— begin —

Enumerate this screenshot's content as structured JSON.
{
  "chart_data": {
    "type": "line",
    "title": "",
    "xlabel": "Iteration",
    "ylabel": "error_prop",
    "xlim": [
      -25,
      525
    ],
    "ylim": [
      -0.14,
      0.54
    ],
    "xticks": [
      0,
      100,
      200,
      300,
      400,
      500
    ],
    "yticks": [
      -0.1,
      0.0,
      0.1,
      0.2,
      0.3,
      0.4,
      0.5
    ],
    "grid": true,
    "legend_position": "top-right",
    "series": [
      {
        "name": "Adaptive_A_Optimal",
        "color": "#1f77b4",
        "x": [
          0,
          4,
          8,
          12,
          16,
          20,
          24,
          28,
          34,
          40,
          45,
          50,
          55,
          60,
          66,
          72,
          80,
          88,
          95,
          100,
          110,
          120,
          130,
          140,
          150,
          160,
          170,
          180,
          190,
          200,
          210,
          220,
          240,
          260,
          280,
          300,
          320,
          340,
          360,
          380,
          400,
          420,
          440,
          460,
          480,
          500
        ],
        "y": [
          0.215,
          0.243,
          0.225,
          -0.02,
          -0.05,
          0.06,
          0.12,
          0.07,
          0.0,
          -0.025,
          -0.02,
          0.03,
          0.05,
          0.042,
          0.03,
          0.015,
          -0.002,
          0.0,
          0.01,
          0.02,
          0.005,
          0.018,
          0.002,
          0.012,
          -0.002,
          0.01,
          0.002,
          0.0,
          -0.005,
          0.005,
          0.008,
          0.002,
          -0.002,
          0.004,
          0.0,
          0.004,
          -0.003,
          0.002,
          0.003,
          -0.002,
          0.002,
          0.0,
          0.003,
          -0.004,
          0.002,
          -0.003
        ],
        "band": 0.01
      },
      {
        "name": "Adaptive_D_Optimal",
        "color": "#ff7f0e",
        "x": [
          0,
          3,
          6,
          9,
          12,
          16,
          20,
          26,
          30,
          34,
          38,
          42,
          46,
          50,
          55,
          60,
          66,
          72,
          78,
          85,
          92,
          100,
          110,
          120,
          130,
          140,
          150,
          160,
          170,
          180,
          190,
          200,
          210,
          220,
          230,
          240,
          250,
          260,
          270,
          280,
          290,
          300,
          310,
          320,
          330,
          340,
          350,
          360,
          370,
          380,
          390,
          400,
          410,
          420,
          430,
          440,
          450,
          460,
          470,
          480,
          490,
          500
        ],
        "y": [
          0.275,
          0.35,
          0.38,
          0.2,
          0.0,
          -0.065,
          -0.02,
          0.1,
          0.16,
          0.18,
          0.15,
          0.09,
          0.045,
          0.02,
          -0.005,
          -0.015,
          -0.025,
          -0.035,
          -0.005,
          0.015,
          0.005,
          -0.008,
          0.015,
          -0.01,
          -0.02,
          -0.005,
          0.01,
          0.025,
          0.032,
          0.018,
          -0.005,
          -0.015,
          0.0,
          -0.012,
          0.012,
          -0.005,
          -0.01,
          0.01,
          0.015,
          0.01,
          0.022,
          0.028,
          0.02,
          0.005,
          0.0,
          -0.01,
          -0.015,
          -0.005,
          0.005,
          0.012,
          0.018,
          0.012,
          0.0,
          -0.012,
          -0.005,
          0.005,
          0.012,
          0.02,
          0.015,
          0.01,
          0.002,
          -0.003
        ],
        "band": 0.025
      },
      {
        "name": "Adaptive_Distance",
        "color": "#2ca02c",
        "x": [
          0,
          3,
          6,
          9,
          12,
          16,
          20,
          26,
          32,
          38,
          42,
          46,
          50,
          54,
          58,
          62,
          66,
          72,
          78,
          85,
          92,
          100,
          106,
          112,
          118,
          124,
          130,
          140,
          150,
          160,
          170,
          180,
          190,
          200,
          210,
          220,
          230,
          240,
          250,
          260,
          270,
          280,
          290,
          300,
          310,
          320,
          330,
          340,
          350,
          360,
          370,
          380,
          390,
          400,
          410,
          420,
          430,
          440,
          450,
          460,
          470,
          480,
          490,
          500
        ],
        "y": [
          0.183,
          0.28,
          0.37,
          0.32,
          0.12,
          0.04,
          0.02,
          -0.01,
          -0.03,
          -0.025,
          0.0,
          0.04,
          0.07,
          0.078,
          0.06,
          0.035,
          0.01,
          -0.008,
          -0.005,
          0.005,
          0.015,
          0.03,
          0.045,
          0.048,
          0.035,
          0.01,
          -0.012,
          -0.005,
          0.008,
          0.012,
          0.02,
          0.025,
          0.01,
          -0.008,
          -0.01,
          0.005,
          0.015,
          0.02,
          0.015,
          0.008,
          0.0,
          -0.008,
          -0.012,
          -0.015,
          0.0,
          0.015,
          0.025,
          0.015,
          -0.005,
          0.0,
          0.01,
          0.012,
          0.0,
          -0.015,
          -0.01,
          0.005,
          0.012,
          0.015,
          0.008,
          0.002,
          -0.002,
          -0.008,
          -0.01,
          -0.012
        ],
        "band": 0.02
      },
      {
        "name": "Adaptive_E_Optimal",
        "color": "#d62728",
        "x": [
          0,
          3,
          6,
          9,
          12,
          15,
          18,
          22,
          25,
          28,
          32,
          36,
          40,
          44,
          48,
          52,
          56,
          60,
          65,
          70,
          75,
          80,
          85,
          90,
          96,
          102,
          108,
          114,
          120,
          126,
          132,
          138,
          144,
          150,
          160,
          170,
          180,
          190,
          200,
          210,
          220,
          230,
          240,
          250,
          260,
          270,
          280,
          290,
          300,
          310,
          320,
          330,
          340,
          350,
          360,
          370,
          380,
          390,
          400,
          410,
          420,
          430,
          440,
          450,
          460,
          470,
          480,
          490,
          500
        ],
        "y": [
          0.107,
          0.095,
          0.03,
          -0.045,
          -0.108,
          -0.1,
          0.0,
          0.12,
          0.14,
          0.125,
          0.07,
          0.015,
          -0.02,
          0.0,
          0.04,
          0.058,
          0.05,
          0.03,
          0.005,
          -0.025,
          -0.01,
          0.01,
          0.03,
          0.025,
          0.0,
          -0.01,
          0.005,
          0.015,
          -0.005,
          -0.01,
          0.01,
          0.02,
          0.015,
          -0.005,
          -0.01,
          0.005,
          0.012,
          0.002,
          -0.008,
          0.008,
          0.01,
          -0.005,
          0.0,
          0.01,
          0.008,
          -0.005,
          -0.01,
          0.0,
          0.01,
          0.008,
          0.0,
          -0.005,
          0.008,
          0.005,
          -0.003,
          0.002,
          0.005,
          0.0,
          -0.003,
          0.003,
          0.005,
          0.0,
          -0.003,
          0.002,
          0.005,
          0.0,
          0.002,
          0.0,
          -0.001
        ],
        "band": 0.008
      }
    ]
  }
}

— end —

▶ PROBLEM DESCRIPTION
Restate every entry word for word.

▶ RESULT OF THE EXERCISE
Enumerate this screenshot's content as structured JSON.
{
  "chart_data": {
    "type": "line",
    "title": "",
    "xlabel": "Iteration",
    "ylabel": "error_prop",
    "xlim": [
      -25,
      525
    ],
    "ylim": [
      -0.14,
      0.54
    ],
    "xticks": [
      0,
      100,
      200,
      300,
      400,
      500
    ],
    "yticks": [
      -0.1,
      0.0,
      0.1,
      0.2,
      0.3,
      0.4,
      0.5
    ],
    "grid": true,
    "legend_position": "top-right",
    "series": [
      {
        "name": "Adaptive_A_Optimal",
        "color": "#1f77b4",
        "x": [
          0,
          4,
          8,
          12,
          16,
          20,
          24,
          28,
          34,
          40,
          45,
          50,
          55,
          60,
          66,
          72,
          80,
          88,
          95,
          100,
          110,
          120,
          130,
          140,
          150,
          160,
          170,
          180,
          190,
          200,
          210,
          220,
          240,
          260,
          280,
          300,
          320,
          340,
          360,
          380,
          400,
          420,
          440,
          460,
          480,
          500
        ],
        "y": [
          0.215,
          0.243,
          0.225,
          -0.02,
          -0.05,
          0.06,
          0.12,
          0.07,
          0.0,
          -0.025,
          -0.02,
          0.03,
          0.05,
          0.042,
          0.03,
          0.015,
          -0.002,
          0.0,
          0.01,
          0.02,
          0.005,
          0.018,
          0.002,
          0.012,
          -0.002,
          0.01,
          0.002,
          0.0,
          -0.005,
          0.005,
          0.008,
          0.002,
          -0.002,
          0.004,
          0.0,
          0.004,
          -0.003,
          0.002,
          0.003,
          -0.002,
          0.002,
          0.0,
          0.003,
          -0.004,
          0.002,
          -0.003
        ],
        "band": 0.01
      },
      {
        "name": "Adaptive_D_Optimal",
        "color": "#ff7f0e",
        "x": [
          0,
          3,
          6,
          9,
          12,
          16,
          20,
          26,
          30,
          34,
          38,
          42,
          46,
          50,
          55,
          60,
          66,
          72,
          78,
          85,
          92,
          100,
          110,
          120,
          130,
          140,
          150,
          160,
          170,
          180,
          190,
          200,
          210,
          220,
          230,
          240,
          250,
          260,
          270,
          280,
          290,
          300,
          310,
          320,
          330,
          340,
          350,
          360,
          370,
          380,
          390,
          400,
          410,
          420,
          430,
          440,
          450,
          460,
          470,
          480,
          490,
          500
        ],
        "y": [
          0.275,
          0.35,
          0.38,
          0.2,
          0.0,
          -0.065,
          -0.02,
          0.1,
          0.16,
          0.18,
          0.15,
          0.09,
          0.045,
          0.02,
          -0.005,
          -0.015,
          -0.025,
          -0.035,
          -0.005,
          0.015,
          0.005,
          -0.008,
          0.015,
          -0.01,
          -0.02,
          -0.005,
          0.01,
          0.025,
          0.032,
          0.018,
          -0.005,
          -0.015,
          0.0,
          -0.012,
          0.012,
          -0.005,
          -0.01,
          0.01,
          0.015,
          0.01,
          0.022,
          0.028,
          0.02,
          0.005,
          0.0,
          -0.01,
          -0.015,
          -0.005,
          0.005,
          0.012,
          0.018,
          0.012,
          0.0,
          -0.012,
          -0.005,
          0.005,
          0.012,
          0.02,
          0.015,
          0.01,
          0.002,
          -0.003
        ],
        "band": 0.025
      },
      {
        "name": "Adaptive_Distance",
        "color": "#2ca02c",
        "x": [
          0,
          3,
          6,
          9,
          12,
          16,
          20,
          26,
          32,
          38,
          42,
          46,
          50,
          54,
          58,
          62,
          66,
          72,
          78,
          85,
          92,
          100,
          106,
          112,
          118,
          124,
          130,
          140,
          150,
          160,
          170,
          180,
          190,
          200,
          210,
          220,
          230,
          240,
          250,
          260,
          270,
          280,
          290,
          300,
          310,
          320,
          330,
          340,
          350,
          360,
          370,
          380,
          390,
          400,
          410,
          420,
          430,
          440,
          450,
          460,
          470,
          480,
          490,
          500
        ],
        "y": [
          0.183,
          0.28,
          0.37,
          0.32,
          0.12,
          0.04,
          0.02,
          -0.01,
          -0.03,
          -0.025,
          0.0,
          0.04,
          0.07,
          0.078,
          0.06,
          0.035,
          0.01,
          -0.008,
          -0.005,
          0.005,
          0.015,
          0.03,
          0.045,
          0.048,
          0.035,
          0.01,
          -0.012,
          -0.005,
          0.008,
          0.012,
          0.02,
          0.025,
          0.01,
          -0.008,
          -0.01,
          0.005,
          0.015,
          0.02,
          0.015,
          0.008,
          0.0,
          -0.008,
          -0.012,
          -0.015,
          0.0,
          0.015,
          0.025,
          0.015,
          -0.005,
          0.0,
          0.01,
          0.012,
          0.0,
          -0.015,
          -0.01,
          0.005,
          0.012,
          0.015,
          0.008,
          0.002,
          -0.002,
          -0.008,
          -0.01,
          -0.012
        ],
        "band": 0.02
      },
      {
        "name": "Adaptive_E_Optimal",
        "color": "#d62728",
        "x": [
          0,
          3,
          6,
          9,
          12,
          15,
          18,
          22,
          25,
          28,
          32,
          36,
          40,
          44,
          48,
          52,
          56,
          60,
          65,
          70,
          75,
          80,
          85,
          90,
          96,
          102,
          108,
          114,
          120,
          126,
          132,
          138,
          144,
          150,
          160,
          170,
          180,
          190,
          200,
          210,
          220,
          230,
          240,
          250,
          260,
          270,
          280,
          290,
          300,
          310,
          320,
          330,
          340,
          350,
          360,
          370,
          380,
          390,
          400,
          410,
          420,
          430,
          440,
          450,
          460,
          470,
          480,
          490,
          500
        ],
        "y": [
          0.107,
          0.095,
          0.03,
          -0.045,
          -0.108,
          -0.1,
          0.0,
          0.12,
          0.14,
          0.125,
          0.07,
          0.015,
          -0.02,
          0.0,
          0.04,
          0.058,
          0.05,
          0.03,
          0.005,
          -0.025,
          -0.01,
          0.01,
          0.03,
          0.025,
          0.0,
          -0.01,
          0.005,
          0.015,
          -0.005,
          -0.01,
          0.01,
          0.02,
          0.015,
          -0.005,
          -0.01,
          0.005,
          0.012,
          0.002,
          -0.008,
          0.008,
          0.01,
          -0.005,
          0.0,
          0.01,
          0.008,
          -0.005,
          -0.01,
          0.0,
          0.01,
          0.008,
          0.0,
          -0.005,
          0.008,
          0.005,
          -0.003,
          0.002,
          0.005,
          0.0,
          -0.003,
          0.003,
          0.005,
          0.0,
          -0.003,
          0.002,
          0.005,
          0.0,
          0.002,
          0.0,
          -0.001
        ],
        "band": 0.008
      }
    ]
  }
}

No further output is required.